(Recorded data)
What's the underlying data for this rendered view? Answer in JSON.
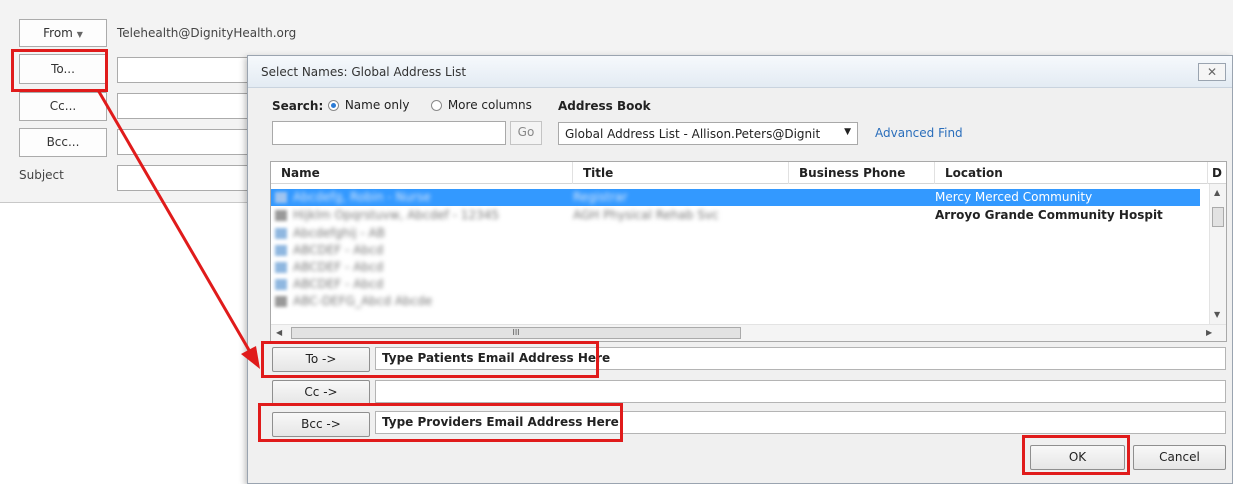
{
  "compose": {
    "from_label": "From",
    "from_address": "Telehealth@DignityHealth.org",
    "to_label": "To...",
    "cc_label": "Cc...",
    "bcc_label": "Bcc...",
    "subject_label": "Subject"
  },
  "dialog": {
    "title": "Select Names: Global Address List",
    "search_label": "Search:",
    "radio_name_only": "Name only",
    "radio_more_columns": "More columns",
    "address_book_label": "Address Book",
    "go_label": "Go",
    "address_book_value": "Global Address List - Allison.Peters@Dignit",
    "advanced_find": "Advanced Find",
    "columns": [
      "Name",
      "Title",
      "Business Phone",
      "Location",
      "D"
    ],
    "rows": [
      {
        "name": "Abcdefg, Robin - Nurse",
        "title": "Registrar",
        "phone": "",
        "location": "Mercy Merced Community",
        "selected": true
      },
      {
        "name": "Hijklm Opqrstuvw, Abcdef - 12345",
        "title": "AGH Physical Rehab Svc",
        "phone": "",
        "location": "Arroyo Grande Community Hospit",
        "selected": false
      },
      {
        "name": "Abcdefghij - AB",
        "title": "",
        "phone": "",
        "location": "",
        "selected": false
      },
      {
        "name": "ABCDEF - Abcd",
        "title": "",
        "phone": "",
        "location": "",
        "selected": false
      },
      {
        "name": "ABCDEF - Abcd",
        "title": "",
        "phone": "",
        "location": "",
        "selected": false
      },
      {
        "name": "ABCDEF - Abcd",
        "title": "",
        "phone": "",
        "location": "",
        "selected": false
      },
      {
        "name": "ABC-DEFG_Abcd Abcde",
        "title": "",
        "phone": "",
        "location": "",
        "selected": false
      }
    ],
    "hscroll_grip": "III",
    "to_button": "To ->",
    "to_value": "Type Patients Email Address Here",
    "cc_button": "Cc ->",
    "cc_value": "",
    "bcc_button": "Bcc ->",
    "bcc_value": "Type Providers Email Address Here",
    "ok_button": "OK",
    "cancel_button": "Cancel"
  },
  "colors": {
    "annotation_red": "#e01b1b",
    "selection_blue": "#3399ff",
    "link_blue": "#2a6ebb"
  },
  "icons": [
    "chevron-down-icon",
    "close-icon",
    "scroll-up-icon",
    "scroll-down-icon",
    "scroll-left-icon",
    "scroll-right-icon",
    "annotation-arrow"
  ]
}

● **AIM OF THE TASK**: From the records given above, reproduce all text exactly and exclude each picture.

● **WRITTEN RESPONSE**:
What's the underlying data for this rendered view? Answer in JSON.
{
  "compose": {
    "from_label": "From",
    "from_address": "Telehealth@DignityHealth.org",
    "to_label": "To...",
    "cc_label": "Cc...",
    "bcc_label": "Bcc...",
    "subject_label": "Subject"
  },
  "dialog": {
    "title": "Select Names: Global Address List",
    "search_label": "Search:",
    "radio_name_only": "Name only",
    "radio_more_columns": "More columns",
    "address_book_label": "Address Book",
    "go_label": "Go",
    "address_book_value": "Global Address List - Allison.Peters@Dignit",
    "advanced_find": "Advanced Find",
    "columns": [
      "Name",
      "Title",
      "Business Phone",
      "Location",
      "D"
    ],
    "rows": [
      {
        "name": "Abcdefg, Robin - Nurse",
        "title": "Registrar",
        "phone": "",
        "location": "Mercy Merced Community",
        "selected": true
      },
      {
        "name": "Hijklm Opqrstuvw, Abcdef - 12345",
        "title": "AGH Physical Rehab Svc",
        "phone": "",
        "location": "Arroyo Grande Community Hospit",
        "selected": false
      },
      {
        "name": "Abcdefghij - AB",
        "title": "",
        "phone": "",
        "location": "",
        "selected": false
      },
      {
        "name": "ABCDEF - Abcd",
        "title": "",
        "phone": "",
        "location": "",
        "selected": false
      },
      {
        "name": "ABCDEF - Abcd",
        "title": "",
        "phone": "",
        "location": "",
        "selected": false
      },
      {
        "name": "ABCDEF - Abcd",
        "title": "",
        "phone": "",
        "location": "",
        "selected": false
      },
      {
        "name": "ABC-DEFG_Abcd Abcde",
        "title": "",
        "phone": "",
        "location": "",
        "selected": false
      }
    ],
    "hscroll_grip": "III",
    "to_button": "To ->",
    "to_value": "Type Patients Email Address Here",
    "cc_button": "Cc ->",
    "cc_value": "",
    "bcc_button": "Bcc ->",
    "bcc_value": "Type Providers Email Address Here",
    "ok_button": "OK",
    "cancel_button": "Cancel"
  },
  "colors": {
    "annotation_red": "#e01b1b",
    "selection_blue": "#3399ff",
    "link_blue": "#2a6ebb"
  },
  "icons": [
    "chevron-down-icon",
    "close-icon",
    "scroll-up-icon",
    "scroll-down-icon",
    "scroll-left-icon",
    "scroll-right-icon",
    "annotation-arrow"
  ]
}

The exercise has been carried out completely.